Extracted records
__________________________________________________

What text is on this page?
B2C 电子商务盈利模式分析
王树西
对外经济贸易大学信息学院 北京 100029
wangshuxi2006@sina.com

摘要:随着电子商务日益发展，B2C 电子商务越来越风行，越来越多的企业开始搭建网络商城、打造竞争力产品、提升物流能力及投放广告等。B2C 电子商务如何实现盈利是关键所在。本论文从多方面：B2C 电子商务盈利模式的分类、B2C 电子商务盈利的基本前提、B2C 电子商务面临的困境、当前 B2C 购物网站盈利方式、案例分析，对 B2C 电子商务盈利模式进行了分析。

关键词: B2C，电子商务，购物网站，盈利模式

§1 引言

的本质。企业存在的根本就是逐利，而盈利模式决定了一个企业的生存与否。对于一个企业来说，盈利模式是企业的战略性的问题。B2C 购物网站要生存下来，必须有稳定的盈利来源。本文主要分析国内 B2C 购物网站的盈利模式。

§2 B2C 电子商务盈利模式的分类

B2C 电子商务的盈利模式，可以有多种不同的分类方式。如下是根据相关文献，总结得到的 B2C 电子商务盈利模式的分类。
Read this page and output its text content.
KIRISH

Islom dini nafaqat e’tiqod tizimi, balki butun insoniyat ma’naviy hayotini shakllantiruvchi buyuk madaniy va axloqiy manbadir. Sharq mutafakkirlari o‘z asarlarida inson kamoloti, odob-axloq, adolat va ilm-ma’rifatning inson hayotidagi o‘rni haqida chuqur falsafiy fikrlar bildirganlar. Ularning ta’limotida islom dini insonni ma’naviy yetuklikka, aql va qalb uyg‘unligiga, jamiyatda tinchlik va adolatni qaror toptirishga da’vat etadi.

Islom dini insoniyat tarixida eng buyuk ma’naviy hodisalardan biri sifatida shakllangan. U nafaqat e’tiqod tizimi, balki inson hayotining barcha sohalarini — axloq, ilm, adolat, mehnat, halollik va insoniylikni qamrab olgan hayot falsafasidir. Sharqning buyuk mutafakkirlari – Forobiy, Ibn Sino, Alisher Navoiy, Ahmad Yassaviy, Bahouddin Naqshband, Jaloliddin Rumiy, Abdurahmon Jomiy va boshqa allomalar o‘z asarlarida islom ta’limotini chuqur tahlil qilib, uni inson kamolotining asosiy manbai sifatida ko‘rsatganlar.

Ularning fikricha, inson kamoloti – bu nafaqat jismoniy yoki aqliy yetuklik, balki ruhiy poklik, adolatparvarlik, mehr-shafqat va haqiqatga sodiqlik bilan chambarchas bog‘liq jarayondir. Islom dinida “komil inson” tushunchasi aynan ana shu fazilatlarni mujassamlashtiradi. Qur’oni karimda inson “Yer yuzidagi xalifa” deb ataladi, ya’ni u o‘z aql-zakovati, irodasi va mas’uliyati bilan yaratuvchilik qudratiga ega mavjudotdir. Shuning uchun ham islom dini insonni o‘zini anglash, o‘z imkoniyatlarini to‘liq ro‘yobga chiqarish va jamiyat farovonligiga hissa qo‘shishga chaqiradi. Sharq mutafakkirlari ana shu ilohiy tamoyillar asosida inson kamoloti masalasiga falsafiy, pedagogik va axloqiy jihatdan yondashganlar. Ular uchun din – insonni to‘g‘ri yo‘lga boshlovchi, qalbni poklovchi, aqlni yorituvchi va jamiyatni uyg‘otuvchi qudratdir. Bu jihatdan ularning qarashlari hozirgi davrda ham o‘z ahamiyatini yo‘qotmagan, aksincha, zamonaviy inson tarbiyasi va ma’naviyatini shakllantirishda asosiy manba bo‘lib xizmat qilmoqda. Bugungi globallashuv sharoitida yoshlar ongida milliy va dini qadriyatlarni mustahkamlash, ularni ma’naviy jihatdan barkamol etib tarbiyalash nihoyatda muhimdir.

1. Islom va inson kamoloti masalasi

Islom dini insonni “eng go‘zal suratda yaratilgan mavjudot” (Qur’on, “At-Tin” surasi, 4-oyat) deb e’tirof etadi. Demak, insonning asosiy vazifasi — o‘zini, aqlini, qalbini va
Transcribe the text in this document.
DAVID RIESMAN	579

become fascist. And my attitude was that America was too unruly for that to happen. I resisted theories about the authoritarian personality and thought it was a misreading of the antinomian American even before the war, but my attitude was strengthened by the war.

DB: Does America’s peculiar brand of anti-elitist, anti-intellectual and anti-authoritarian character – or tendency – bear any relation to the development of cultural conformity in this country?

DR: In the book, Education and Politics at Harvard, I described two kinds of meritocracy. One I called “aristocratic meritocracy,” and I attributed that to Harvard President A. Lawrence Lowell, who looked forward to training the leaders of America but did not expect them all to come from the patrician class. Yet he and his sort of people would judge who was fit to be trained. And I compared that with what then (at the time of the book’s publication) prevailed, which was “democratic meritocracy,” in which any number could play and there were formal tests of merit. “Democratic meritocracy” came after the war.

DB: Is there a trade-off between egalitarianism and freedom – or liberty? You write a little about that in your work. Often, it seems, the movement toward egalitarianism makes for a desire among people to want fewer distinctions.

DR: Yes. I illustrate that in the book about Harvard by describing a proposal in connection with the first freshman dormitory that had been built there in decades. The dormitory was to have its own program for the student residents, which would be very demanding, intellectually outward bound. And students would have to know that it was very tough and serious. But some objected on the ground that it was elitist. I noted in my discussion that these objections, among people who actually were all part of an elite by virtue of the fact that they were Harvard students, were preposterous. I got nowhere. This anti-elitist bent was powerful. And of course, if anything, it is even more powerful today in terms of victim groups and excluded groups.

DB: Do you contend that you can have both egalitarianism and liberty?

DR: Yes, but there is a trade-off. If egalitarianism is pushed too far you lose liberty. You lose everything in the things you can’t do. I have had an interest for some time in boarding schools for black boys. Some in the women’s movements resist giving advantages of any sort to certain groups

__________________________________________________

* Exercise brief *
Copy each line holding the word "page" from the listing above.

* Finished task *
What text is on this page?
Read this page and output its text content.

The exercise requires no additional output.